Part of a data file
►

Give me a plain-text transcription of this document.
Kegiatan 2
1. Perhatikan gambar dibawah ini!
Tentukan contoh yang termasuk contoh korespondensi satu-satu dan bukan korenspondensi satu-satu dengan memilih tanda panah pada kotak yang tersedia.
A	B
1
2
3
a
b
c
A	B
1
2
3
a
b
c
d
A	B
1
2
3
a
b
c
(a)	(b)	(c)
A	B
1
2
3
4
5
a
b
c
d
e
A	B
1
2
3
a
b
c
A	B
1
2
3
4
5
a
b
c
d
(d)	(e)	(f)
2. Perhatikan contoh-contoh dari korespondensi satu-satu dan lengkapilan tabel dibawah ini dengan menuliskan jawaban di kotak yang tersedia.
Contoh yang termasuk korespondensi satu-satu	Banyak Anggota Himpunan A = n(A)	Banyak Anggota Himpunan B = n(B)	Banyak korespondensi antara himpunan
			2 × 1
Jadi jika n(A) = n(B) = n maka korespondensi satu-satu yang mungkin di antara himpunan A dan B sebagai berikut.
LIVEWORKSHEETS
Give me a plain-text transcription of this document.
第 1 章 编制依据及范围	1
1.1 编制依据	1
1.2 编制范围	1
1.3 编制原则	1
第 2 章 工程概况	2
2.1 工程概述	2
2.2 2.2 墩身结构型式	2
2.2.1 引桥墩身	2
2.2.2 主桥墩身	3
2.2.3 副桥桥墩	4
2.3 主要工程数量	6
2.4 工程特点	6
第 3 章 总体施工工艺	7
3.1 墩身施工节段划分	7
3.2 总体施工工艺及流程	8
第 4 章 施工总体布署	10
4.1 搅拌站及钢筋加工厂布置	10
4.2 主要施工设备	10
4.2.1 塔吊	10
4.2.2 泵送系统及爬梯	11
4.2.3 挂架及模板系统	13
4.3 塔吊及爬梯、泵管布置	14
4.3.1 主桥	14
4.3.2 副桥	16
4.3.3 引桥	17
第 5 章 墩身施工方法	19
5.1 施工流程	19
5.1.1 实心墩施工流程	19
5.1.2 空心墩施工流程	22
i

◄

What you should do:
Nothing in the data may differ; print all of it exactly as written.

Complete output:
Give me a plain-text transcription of this document.
Kegiatan 2
1. Perhatikan gambar dibawah ini!
Tentukan contoh yang termasuk contoh korespondensi satu-satu dan bukan korenspondensi satu-satu dengan memilih tanda panah pada kotak yang tersedia.
A	B
1
2
3
a
b
c
A	B
1
2
3
a
b
c
d
A	B
1
2
3
a
b
c
(a)	(b)	(c)
A	B
1
2
3
4
5
a
b
c
d
e
A	B
1
2
3
a
b
c
A	B
1
2
3
4
5
a
b
c
d
(d)	(e)	(f)
2. Perhatikan contoh-contoh dari korespondensi satu-satu dan lengkapilan tabel dibawah ini dengan menuliskan jawaban di kotak yang tersedia.
Contoh yang termasuk korespondensi satu-satu	Banyak Anggota Himpunan A = n(A)	Banyak Anggota Himpunan B = n(B)	Banyak korespondensi antara himpunan
			2 × 1
Jadi jika n(A) = n(B) = n maka korespondensi satu-satu yang mungkin di antara himpunan A dan B sebagai berikut.
LIVEWORKSHEETS
Give me a plain-text transcription of this document.
第 1 章 编制依据及范围	1
1.1 编制依据	1
1.2 编制范围	1
1.3 编制原则	1
第 2 章 工程概况	2
2.1 工程概述	2
2.2 2.2 墩身结构型式	2
2.2.1 引桥墩身	2
2.2.2 主桥墩身	3
2.2.3 副桥桥墩	4
2.3 主要工程数量	6
2.4 工程特点	6
第 3 章 总体施工工艺	7
3.1 墩身施工节段划分	7
3.2 总体施工工艺及流程	8
第 4 章 施工总体布署	10
4.1 搅拌站及钢筋加工厂布置	10
4.2 主要施工设备	10
4.2.1 塔吊	10
4.2.2 泵送系统及爬梯	11
4.2.3 挂架及模板系统	13
4.3 塔吊及爬梯、泵管布置	14
4.3.1 主桥	14
4.3.2 副桥	16
4.3.3 引桥	17
第 5 章 墩身施工方法	19
5.1 施工流程	19
5.1.1 实心墩施工流程	19
5.1.2 空心墩施工流程	22
i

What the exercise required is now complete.